*Given information*:
[start]
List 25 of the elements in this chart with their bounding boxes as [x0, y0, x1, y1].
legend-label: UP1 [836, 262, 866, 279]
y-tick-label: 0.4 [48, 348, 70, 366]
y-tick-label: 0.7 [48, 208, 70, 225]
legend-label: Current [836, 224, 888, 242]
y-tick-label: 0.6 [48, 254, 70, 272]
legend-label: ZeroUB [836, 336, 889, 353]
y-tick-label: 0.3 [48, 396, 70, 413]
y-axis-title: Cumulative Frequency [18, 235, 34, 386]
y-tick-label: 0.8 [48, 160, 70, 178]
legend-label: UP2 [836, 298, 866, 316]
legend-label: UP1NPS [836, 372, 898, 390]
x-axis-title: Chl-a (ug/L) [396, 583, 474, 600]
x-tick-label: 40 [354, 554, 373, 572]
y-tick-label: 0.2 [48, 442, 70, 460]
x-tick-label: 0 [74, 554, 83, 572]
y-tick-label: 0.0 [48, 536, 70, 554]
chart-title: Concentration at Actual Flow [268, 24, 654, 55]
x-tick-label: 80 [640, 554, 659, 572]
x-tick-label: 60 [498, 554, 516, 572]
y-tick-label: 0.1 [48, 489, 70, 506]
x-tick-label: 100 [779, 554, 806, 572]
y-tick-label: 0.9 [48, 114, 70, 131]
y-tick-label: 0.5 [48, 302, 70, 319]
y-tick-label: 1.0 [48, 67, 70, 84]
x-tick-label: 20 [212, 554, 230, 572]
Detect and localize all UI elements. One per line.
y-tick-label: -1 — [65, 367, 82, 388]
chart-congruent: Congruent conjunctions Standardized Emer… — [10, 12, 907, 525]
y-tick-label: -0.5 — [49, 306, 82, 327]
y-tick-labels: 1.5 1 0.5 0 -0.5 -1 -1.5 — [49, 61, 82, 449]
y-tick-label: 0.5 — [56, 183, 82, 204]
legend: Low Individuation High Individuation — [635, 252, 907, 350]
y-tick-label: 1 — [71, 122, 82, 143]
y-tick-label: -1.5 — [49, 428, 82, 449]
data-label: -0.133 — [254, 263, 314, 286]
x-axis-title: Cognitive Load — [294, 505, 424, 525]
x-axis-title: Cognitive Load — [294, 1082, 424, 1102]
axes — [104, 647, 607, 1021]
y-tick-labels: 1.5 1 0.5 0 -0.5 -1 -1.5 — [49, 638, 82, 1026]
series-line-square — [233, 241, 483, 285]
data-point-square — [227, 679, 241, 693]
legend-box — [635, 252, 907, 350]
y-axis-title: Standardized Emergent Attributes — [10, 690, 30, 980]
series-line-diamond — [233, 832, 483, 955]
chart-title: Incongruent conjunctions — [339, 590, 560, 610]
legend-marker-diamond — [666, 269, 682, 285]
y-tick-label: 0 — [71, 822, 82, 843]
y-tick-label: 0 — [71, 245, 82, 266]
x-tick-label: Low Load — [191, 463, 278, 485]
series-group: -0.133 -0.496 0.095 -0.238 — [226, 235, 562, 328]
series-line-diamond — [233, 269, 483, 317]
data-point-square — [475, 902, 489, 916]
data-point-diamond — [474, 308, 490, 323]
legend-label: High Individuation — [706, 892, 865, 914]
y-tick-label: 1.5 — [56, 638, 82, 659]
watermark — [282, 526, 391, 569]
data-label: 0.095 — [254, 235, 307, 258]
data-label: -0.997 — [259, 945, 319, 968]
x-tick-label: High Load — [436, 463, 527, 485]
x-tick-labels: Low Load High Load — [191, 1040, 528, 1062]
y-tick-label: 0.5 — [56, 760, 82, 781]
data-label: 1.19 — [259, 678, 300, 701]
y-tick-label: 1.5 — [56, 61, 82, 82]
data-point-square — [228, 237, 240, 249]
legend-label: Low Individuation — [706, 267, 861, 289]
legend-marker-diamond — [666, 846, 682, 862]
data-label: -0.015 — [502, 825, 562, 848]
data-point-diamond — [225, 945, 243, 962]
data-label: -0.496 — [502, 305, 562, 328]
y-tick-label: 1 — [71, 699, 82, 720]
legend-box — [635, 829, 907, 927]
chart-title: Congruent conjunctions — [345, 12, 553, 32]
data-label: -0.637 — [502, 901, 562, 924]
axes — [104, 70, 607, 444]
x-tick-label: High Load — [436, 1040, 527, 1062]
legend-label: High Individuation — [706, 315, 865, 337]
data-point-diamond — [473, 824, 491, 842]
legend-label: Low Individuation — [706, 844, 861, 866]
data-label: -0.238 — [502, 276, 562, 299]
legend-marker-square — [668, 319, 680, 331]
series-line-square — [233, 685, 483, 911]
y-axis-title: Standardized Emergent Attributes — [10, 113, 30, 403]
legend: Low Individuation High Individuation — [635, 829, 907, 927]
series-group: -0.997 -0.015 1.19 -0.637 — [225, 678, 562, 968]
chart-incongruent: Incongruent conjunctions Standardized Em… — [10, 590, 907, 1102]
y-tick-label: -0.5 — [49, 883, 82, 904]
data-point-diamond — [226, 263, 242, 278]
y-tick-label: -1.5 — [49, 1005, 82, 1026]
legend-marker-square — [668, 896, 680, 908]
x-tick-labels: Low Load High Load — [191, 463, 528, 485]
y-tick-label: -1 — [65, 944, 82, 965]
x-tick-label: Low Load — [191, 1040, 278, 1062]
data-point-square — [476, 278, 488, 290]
[end]
[start]
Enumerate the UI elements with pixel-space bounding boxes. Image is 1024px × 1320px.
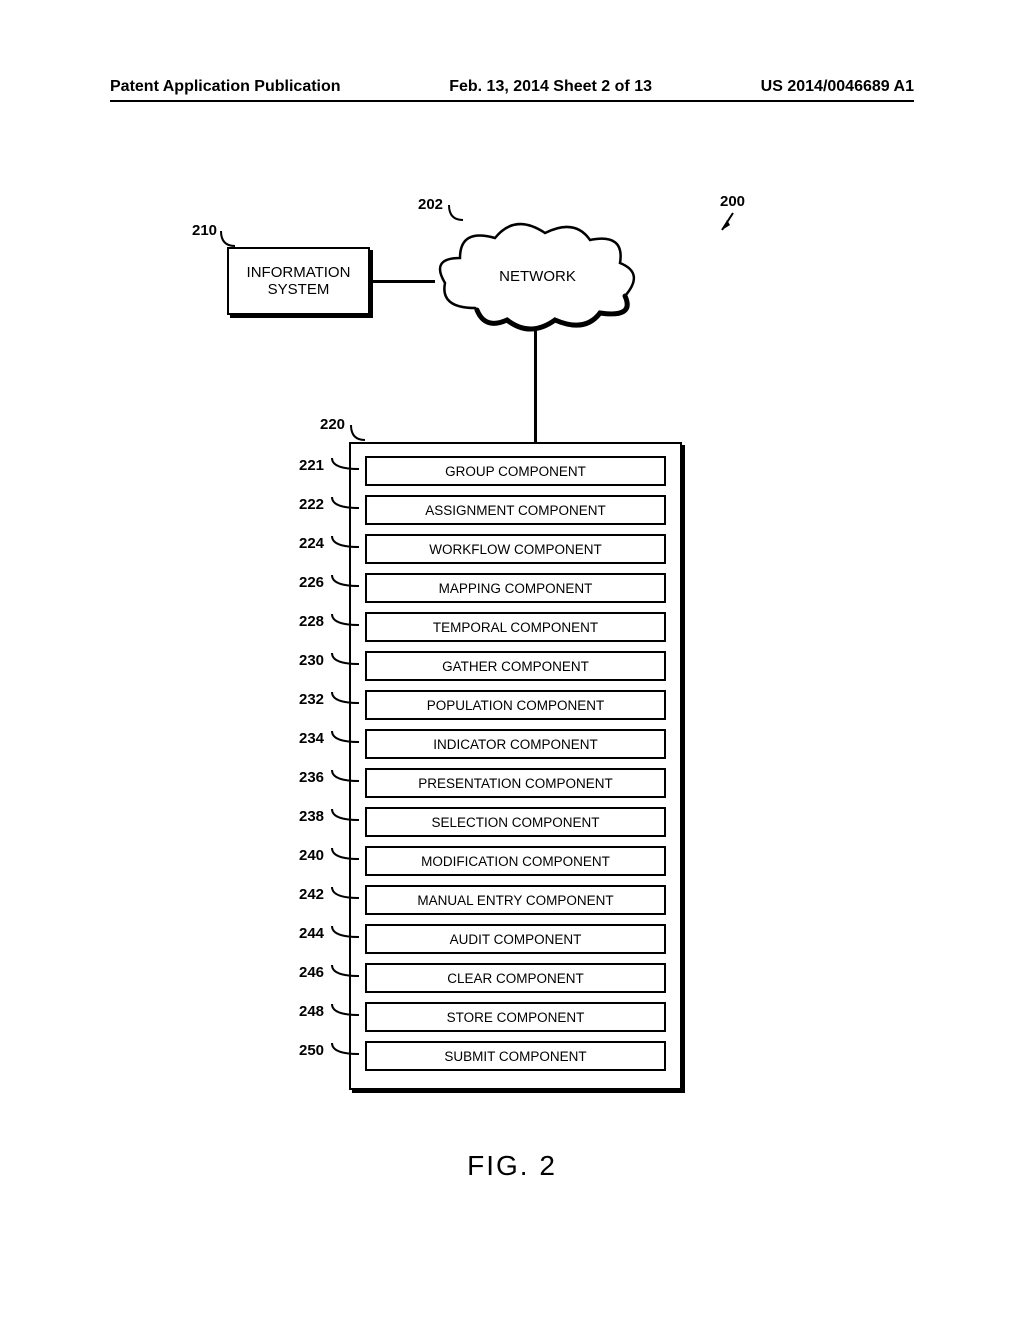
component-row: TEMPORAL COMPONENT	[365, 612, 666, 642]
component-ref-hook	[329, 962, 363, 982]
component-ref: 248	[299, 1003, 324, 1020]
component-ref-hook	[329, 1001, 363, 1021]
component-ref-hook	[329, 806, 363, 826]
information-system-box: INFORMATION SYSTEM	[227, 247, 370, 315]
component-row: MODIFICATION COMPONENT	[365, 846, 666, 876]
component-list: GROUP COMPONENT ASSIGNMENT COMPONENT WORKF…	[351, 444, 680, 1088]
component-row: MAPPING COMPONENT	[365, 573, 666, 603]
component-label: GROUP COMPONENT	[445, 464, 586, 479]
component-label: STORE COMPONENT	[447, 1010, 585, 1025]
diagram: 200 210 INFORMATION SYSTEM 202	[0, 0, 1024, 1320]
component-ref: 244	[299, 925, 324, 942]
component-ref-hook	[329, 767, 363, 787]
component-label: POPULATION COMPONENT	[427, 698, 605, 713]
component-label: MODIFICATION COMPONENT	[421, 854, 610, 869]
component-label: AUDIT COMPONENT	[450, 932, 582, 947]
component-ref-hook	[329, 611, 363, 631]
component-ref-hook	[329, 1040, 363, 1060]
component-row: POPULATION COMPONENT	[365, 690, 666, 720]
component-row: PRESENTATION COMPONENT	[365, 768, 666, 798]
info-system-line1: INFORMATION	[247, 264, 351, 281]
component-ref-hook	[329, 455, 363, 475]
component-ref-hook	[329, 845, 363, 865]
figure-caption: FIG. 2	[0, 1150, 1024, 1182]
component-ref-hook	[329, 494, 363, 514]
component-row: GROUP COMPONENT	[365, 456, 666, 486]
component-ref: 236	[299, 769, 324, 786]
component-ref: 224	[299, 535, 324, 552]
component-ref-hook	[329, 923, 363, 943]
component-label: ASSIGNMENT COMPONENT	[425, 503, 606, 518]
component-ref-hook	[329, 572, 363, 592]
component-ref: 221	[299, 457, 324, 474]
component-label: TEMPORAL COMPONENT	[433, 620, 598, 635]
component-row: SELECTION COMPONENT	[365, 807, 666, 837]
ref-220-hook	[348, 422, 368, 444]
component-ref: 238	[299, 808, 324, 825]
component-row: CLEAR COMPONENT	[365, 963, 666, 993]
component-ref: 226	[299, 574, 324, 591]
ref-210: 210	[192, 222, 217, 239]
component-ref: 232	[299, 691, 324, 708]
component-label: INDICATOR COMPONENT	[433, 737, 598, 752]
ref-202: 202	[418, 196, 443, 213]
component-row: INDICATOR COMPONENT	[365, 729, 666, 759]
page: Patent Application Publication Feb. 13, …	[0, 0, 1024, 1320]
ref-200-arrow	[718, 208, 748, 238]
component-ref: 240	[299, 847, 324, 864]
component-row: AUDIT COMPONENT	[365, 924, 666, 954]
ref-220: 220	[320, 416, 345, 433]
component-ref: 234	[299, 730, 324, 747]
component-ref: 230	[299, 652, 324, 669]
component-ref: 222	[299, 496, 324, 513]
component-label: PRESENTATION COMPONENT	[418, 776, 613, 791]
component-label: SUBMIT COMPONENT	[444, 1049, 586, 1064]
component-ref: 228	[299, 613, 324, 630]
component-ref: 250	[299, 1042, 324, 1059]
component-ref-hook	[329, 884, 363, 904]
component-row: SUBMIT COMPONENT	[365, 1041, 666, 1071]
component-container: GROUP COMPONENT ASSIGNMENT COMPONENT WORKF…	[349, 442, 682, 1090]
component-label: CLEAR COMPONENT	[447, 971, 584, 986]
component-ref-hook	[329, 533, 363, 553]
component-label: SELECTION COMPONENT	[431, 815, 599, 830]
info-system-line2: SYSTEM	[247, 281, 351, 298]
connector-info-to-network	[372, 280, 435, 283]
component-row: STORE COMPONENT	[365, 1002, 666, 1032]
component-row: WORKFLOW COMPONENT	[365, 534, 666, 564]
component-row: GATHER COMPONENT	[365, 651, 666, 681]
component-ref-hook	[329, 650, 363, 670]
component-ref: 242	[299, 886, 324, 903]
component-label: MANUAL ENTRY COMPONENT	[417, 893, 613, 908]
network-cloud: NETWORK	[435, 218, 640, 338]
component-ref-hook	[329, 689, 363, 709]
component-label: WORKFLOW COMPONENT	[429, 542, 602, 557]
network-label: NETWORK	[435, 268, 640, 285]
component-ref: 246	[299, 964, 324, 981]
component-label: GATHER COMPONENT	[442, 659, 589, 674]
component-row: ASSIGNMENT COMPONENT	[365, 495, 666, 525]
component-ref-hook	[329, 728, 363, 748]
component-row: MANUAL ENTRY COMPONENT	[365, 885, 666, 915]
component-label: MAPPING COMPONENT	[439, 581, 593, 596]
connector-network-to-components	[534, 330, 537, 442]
[end]
[start]
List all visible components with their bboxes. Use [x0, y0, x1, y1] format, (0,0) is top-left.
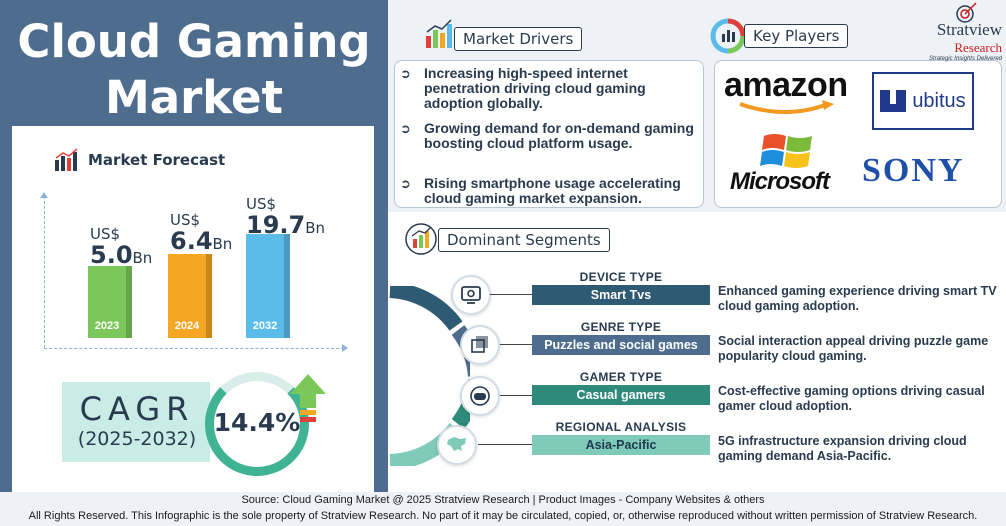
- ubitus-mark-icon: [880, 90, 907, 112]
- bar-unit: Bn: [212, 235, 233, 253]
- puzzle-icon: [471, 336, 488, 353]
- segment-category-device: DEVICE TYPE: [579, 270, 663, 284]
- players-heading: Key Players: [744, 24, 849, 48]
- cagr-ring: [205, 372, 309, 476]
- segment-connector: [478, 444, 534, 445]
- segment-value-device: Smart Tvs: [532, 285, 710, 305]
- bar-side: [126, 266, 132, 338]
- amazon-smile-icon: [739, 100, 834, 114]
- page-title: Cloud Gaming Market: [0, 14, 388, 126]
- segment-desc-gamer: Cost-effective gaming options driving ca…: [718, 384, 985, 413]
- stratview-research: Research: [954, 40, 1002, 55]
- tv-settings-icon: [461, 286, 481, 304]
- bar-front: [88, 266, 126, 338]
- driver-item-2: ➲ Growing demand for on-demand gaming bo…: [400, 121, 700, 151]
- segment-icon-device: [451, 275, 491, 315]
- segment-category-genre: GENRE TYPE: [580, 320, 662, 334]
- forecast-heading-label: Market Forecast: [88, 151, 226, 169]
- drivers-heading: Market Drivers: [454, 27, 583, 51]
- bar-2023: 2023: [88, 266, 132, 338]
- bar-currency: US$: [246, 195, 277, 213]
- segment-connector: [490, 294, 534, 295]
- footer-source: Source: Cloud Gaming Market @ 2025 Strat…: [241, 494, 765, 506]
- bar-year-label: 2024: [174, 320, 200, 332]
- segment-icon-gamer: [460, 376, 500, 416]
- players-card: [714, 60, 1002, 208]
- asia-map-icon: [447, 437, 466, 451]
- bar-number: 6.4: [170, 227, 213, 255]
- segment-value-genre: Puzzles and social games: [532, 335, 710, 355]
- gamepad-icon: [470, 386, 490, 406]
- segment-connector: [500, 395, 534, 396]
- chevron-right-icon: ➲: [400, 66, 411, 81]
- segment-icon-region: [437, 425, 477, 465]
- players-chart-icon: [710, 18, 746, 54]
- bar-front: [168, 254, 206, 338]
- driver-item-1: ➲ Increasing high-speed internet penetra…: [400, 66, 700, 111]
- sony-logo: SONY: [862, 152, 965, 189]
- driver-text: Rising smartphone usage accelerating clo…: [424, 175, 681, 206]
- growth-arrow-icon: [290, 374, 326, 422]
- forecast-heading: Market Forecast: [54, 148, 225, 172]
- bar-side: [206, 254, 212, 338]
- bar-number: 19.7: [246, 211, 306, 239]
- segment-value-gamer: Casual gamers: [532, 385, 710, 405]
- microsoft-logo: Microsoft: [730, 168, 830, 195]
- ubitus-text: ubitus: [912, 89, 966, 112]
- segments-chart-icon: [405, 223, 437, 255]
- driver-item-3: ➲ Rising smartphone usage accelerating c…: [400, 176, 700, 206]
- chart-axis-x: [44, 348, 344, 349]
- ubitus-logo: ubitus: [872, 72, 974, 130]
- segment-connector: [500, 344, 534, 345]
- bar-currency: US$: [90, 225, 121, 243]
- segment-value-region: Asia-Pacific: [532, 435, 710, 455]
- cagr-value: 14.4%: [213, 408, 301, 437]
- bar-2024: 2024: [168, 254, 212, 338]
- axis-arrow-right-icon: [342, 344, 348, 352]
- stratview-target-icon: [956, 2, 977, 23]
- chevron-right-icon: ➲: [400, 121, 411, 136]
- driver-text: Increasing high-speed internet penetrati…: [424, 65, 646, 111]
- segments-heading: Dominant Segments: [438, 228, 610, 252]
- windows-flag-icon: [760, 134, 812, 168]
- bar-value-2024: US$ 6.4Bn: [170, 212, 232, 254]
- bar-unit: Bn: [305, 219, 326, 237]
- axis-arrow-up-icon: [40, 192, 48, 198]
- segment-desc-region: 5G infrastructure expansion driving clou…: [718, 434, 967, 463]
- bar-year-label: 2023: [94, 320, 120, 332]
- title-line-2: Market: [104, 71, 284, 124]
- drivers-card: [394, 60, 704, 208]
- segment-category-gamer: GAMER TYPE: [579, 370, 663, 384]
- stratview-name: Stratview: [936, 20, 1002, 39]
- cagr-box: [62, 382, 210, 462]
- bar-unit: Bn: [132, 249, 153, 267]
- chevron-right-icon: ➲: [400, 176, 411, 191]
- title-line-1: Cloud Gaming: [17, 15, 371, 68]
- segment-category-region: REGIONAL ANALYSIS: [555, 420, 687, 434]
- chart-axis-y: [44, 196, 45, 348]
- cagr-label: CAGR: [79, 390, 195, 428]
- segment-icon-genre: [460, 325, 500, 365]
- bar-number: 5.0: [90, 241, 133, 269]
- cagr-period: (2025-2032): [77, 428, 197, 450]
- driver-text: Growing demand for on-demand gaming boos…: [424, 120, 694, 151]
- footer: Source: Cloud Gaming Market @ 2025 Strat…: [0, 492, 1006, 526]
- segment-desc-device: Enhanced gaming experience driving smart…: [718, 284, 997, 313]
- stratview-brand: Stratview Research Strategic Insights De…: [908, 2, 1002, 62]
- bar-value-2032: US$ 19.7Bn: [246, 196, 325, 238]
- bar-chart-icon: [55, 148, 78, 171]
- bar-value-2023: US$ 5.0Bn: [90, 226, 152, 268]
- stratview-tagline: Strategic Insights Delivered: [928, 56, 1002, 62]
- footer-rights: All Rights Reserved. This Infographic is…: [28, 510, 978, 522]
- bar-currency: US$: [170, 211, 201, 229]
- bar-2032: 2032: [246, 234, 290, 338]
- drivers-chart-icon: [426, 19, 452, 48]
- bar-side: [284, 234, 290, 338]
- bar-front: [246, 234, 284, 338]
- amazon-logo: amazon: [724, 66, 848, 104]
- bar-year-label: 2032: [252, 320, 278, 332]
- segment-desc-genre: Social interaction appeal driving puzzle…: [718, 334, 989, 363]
[end]
*The exercise*: Reproduce verbatim the stretch of the listing from the line containing "612, 666, 642]" through the line containing "464, 586, 479]", both included.

*Exercise response*:
component-row: TEMPORAL COMPONENT	[365, 612, 666, 642]
component-ref-hook	[329, 962, 363, 982]
component-ref: 248	[299, 1003, 324, 1020]
component-ref-hook	[329, 1001, 363, 1021]
component-ref-hook	[329, 806, 363, 826]
information-system-box: INFORMATION SYSTEM	[227, 247, 370, 315]
component-row: MODIFICATION COMPONENT	[365, 846, 666, 876]
component-list: GROUP COMPONENT ASSIGNMENT COMPONENT WORKF…	[351, 444, 680, 1088]
component-row: MAPPING COMPONENT	[365, 573, 666, 603]
component-label: GROUP COMPONENT	[445, 464, 586, 479]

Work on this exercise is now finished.